▶ Problem
Answer with one number only: the number of lines that include the word "What".

>> begin Extracted records

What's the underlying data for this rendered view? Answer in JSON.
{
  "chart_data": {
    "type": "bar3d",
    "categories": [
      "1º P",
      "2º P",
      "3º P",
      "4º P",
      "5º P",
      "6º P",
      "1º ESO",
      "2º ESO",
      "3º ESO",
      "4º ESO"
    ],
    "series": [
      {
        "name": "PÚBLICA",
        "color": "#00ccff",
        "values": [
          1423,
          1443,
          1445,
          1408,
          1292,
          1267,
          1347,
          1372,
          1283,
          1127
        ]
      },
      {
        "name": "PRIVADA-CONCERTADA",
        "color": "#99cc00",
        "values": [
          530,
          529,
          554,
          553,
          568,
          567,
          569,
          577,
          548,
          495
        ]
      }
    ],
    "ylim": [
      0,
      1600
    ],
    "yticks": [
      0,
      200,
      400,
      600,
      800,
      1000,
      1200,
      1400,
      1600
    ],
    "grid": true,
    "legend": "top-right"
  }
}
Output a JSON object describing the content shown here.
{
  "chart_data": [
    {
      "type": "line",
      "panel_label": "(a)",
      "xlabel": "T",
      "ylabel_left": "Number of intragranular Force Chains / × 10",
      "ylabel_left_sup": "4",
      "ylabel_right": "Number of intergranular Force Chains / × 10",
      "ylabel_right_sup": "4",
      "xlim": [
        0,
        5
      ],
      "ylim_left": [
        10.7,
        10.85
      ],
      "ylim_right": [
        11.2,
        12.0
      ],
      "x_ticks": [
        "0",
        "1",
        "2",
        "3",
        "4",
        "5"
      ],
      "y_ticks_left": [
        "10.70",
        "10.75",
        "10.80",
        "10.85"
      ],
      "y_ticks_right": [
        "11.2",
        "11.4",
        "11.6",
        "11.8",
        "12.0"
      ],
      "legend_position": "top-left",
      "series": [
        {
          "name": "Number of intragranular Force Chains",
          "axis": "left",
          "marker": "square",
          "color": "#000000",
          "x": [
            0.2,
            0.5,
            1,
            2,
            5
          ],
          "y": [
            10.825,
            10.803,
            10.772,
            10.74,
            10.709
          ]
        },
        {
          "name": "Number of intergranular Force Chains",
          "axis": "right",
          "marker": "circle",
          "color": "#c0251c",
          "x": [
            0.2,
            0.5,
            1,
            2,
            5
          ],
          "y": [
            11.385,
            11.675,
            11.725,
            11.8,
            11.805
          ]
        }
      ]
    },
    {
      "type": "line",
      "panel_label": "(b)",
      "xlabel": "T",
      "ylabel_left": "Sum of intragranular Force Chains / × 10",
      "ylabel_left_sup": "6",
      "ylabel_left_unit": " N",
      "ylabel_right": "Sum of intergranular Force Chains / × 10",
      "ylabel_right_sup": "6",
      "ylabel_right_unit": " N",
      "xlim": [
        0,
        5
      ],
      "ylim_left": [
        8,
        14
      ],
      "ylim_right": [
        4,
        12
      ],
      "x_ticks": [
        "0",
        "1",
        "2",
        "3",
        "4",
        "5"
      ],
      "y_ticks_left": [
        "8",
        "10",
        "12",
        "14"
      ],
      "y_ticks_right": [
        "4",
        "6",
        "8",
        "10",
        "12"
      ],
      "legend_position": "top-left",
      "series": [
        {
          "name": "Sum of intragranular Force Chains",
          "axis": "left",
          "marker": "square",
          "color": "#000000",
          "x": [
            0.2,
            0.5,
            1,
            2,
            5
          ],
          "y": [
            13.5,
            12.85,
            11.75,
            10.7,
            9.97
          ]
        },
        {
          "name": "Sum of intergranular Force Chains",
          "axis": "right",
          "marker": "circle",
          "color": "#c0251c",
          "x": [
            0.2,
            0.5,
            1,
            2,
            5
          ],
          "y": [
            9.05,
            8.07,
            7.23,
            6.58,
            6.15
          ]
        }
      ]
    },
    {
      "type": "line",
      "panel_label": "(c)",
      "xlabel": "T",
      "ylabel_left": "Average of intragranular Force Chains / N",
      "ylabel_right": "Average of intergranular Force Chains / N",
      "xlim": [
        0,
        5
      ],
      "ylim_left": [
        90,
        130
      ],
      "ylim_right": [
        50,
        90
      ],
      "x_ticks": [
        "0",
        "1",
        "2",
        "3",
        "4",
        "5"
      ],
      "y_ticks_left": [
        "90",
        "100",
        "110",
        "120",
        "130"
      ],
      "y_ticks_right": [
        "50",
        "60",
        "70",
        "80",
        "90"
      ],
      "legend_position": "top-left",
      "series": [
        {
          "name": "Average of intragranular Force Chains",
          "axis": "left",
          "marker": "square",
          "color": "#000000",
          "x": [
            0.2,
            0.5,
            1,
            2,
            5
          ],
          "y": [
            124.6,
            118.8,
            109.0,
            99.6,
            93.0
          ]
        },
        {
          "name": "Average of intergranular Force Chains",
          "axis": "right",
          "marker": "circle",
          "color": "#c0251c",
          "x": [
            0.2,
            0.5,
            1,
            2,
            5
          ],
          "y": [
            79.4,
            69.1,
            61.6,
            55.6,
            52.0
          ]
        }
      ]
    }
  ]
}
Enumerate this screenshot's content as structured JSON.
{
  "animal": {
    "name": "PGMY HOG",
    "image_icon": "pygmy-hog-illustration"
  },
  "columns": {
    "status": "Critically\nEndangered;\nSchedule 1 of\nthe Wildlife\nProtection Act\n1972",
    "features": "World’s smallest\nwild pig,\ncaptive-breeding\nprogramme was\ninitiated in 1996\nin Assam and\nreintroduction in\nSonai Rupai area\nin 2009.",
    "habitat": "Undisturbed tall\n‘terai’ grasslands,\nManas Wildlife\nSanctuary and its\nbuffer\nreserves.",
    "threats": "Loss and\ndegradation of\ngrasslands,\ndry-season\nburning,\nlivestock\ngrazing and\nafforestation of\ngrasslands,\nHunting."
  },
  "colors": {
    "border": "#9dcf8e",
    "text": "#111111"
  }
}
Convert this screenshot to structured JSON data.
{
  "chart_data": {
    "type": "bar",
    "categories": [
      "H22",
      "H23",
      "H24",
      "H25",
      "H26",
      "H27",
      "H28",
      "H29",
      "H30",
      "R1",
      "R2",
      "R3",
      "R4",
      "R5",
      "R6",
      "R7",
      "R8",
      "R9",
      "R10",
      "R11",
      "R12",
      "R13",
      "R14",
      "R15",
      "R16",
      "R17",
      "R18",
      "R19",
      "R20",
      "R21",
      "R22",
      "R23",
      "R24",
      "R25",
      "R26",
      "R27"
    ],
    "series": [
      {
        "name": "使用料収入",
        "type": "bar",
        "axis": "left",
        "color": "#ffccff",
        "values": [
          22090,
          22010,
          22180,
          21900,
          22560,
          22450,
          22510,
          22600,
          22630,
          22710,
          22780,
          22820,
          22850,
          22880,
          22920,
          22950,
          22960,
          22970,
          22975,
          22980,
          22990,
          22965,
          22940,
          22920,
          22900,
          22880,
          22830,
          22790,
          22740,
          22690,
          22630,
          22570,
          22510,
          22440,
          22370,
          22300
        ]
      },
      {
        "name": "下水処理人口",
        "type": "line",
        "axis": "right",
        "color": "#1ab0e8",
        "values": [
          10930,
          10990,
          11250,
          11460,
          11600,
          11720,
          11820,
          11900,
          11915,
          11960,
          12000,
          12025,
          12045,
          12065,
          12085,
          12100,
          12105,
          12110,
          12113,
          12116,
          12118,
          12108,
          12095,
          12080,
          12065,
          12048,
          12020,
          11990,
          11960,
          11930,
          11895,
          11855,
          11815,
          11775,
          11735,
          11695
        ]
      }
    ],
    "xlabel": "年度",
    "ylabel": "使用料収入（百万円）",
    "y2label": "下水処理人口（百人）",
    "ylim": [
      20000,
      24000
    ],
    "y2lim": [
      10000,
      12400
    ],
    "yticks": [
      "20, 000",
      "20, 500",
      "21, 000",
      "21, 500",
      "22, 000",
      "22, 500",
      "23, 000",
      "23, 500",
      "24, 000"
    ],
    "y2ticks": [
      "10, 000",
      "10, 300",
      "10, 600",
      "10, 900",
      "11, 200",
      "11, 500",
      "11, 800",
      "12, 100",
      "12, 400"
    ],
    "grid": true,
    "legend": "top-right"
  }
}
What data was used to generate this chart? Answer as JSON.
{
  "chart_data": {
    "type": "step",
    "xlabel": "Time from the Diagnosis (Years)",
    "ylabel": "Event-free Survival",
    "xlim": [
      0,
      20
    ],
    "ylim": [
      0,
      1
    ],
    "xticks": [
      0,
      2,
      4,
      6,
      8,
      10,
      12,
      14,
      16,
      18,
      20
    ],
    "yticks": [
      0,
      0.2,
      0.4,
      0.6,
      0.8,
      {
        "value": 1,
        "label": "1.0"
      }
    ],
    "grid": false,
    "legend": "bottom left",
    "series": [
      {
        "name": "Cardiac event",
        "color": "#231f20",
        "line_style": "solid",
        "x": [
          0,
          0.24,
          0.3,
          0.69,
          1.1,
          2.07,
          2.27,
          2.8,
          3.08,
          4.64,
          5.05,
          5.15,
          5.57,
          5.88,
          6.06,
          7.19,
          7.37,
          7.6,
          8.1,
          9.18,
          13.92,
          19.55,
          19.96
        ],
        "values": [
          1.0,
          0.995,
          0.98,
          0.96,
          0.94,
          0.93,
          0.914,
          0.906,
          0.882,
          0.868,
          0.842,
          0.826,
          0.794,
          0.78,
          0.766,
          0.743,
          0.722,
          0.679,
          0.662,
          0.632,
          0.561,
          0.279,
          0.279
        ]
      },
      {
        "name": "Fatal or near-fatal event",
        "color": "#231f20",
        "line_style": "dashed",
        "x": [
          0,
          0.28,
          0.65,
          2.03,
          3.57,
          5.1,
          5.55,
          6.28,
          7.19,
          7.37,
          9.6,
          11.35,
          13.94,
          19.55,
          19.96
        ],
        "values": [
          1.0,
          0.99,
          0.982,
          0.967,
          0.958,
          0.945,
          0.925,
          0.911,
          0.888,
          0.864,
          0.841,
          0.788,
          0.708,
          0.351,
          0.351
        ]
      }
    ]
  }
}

>> end Extracted records

▶ Solution to the problem
2